SET EXERCISE
Write every entry out again exactly, please, and skip the pictures.

* start DATASET RECORDS *

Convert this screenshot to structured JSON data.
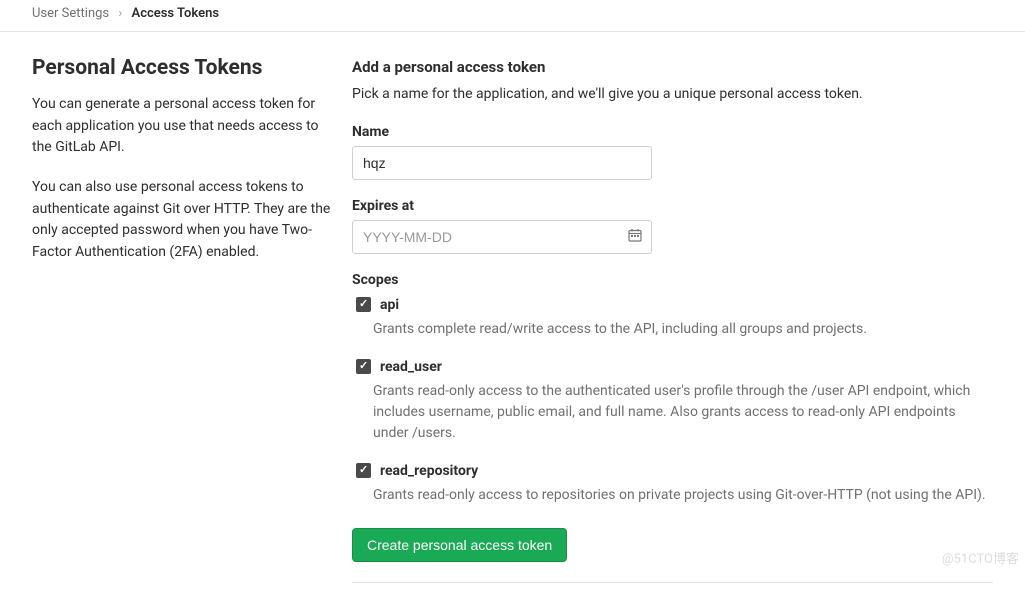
{
  "breadcrumb": {
    "parent": "User Settings",
    "current": "Access Tokens"
  },
  "sidebar": {
    "title": "Personal Access Tokens",
    "para1": "You can generate a personal access token for each application you use that needs access to the GitLab API.",
    "para2": "You can also use personal access tokens to authenticate against Git over HTTP. They are the only accepted password when you have Two-Factor Authentication (2FA) enabled."
  },
  "form": {
    "heading": "Add a personal access token",
    "intro": "Pick a name for the application, and we'll give you a unique personal access token.",
    "name_label": "Name",
    "name_value": "hqz",
    "expires_label": "Expires at",
    "expires_placeholder": "YYYY-MM-DD",
    "expires_value": "",
    "scopes_label": "Scopes",
    "scopes": [
      {
        "key": "api",
        "label": "api",
        "checked": true,
        "desc": "Grants complete read/write access to the API, including all groups and projects."
      },
      {
        "key": "read_user",
        "label": "read_user",
        "checked": true,
        "desc": "Grants read-only access to the authenticated user's profile through the /user API endpoint, which includes username, public email, and full name. Also grants access to read-only API endpoints under /users."
      },
      {
        "key": "read_repository",
        "label": "read_repository",
        "checked": true,
        "desc": "Grants read-only access to repositories on private projects using Git-over-HTTP (not using the API)."
      }
    ],
    "submit_label": "Create personal access token"
  },
  "watermark": "@51CTO博客"
}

* end DATASET RECORDS *

ANSWER IN FULL
Convert this screenshot to structured JSON data.
{
  "breadcrumb": {
    "parent": "User Settings",
    "current": "Access Tokens"
  },
  "sidebar": {
    "title": "Personal Access Tokens",
    "para1": "You can generate a personal access token for each application you use that needs access to the GitLab API.",
    "para2": "You can also use personal access tokens to authenticate against Git over HTTP. They are the only accepted password when you have Two-Factor Authentication (2FA) enabled."
  },
  "form": {
    "heading": "Add a personal access token",
    "intro": "Pick a name for the application, and we'll give you a unique personal access token.",
    "name_label": "Name",
    "name_value": "hqz",
    "expires_label": "Expires at",
    "expires_placeholder": "YYYY-MM-DD",
    "expires_value": "",
    "scopes_label": "Scopes",
    "scopes": [
      {
        "key": "api",
        "label": "api",
        "checked": true,
        "desc": "Grants complete read/write access to the API, including all groups and projects."
      },
      {
        "key": "read_user",
        "label": "read_user",
        "checked": true,
        "desc": "Grants read-only access to the authenticated user's profile through the /user API endpoint, which includes username, public email, and full name. Also grants access to read-only API endpoints under /users."
      },
      {
        "key": "read_repository",
        "label": "read_repository",
        "checked": true,
        "desc": "Grants read-only access to repositories on private projects using Git-over-HTTP (not using the API)."
      }
    ],
    "submit_label": "Create personal access token"
  },
  "watermark": "@51CTO博客"
}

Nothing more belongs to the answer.